## Rows from a dataset
--------

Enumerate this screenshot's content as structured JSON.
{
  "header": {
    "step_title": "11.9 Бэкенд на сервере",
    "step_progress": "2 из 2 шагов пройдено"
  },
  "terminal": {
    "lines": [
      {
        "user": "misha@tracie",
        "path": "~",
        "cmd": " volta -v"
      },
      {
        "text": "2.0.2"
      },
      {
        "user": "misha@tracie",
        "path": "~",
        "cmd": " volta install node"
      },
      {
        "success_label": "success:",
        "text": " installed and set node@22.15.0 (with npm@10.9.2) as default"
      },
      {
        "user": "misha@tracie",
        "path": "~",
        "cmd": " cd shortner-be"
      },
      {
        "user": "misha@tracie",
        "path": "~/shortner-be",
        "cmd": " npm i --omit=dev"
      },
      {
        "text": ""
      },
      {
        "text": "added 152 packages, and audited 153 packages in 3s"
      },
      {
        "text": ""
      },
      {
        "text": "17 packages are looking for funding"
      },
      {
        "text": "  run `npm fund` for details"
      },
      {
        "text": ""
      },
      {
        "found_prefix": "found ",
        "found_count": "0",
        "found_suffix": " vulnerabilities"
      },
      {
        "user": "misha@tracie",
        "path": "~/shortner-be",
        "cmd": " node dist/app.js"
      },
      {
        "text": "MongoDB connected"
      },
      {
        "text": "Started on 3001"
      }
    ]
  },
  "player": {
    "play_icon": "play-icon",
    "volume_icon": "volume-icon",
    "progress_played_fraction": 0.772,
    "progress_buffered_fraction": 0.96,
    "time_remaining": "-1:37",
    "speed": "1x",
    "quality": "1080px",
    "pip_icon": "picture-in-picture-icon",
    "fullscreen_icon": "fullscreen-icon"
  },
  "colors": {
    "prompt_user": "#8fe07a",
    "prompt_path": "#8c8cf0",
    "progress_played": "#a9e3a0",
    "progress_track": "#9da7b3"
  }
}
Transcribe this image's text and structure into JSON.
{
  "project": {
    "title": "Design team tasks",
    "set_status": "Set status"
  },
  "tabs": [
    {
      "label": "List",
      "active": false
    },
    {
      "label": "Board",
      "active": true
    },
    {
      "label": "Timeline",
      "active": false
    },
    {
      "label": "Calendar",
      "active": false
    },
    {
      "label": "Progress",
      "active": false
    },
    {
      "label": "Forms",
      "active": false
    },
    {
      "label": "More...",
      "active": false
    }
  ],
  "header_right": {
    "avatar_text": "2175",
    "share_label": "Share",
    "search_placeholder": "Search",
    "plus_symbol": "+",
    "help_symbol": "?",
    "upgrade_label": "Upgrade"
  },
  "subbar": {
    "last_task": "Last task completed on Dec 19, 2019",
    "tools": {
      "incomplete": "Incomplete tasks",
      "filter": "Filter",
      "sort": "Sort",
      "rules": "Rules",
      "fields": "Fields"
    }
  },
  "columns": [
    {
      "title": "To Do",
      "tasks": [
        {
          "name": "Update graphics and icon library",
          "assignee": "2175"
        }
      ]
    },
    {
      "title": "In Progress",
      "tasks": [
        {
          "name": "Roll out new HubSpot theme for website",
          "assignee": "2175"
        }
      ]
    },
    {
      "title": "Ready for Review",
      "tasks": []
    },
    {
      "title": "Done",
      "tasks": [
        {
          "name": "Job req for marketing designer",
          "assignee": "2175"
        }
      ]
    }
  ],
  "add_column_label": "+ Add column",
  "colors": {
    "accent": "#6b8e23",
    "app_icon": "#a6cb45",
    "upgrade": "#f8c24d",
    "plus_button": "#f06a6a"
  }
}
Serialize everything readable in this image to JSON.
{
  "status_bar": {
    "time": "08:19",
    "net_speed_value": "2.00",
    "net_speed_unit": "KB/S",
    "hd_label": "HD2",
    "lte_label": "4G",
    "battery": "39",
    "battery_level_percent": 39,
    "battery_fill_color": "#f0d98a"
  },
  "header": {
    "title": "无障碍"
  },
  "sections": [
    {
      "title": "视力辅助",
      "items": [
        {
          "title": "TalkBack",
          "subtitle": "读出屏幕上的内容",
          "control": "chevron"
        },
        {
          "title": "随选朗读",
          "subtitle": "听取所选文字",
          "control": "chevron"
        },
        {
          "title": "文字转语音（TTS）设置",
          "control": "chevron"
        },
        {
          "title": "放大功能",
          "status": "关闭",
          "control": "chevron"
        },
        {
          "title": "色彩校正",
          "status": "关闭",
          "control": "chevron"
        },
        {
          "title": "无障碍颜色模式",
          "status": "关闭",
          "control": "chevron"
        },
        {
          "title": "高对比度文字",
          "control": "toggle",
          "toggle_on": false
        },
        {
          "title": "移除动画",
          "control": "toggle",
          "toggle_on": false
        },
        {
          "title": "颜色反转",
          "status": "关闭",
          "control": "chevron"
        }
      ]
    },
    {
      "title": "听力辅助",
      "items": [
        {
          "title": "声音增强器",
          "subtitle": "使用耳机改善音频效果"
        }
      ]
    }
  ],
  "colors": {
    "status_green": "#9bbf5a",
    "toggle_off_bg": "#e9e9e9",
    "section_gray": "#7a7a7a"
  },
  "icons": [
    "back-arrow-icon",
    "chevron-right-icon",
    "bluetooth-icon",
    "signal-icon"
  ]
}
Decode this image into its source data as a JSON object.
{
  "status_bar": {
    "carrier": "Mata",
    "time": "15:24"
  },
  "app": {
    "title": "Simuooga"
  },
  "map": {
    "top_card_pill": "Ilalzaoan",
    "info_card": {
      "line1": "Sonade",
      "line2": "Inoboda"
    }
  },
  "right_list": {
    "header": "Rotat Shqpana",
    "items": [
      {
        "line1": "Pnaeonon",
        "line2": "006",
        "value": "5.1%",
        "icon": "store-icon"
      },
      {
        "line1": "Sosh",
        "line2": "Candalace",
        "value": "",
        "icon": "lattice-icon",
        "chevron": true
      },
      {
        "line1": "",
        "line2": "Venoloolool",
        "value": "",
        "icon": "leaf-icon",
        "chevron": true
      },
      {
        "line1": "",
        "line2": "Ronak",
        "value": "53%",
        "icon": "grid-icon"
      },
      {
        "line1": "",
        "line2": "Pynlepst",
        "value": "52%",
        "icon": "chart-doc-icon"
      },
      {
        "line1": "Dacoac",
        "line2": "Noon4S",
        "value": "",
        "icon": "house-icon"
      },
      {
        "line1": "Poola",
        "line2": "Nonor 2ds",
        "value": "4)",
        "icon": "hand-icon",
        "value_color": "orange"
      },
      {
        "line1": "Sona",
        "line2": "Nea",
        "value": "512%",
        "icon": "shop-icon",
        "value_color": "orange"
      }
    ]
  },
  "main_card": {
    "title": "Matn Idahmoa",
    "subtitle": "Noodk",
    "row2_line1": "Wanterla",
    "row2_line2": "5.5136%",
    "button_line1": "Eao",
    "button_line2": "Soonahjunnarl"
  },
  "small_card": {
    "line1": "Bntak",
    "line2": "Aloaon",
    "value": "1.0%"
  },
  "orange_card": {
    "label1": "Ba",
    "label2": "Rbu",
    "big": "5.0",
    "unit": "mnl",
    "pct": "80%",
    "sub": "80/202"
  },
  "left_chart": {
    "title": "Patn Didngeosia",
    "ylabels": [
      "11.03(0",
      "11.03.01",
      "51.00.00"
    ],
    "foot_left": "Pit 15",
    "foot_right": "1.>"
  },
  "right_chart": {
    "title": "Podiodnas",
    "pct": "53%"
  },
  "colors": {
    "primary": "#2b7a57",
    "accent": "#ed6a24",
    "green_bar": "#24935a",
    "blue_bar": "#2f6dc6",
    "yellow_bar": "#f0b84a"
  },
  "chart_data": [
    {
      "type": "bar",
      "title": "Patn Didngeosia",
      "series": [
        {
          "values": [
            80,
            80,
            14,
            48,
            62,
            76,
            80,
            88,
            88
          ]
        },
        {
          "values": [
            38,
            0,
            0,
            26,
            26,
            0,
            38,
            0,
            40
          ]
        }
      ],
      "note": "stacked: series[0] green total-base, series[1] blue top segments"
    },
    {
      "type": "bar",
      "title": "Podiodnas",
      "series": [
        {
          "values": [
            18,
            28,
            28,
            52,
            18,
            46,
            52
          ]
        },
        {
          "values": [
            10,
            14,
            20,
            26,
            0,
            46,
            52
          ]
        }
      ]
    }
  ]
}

--------

Check each line above for the word "subtitle" and give the number of lines that have it, nothing else.

## REPLY TO THE EXERCISE
4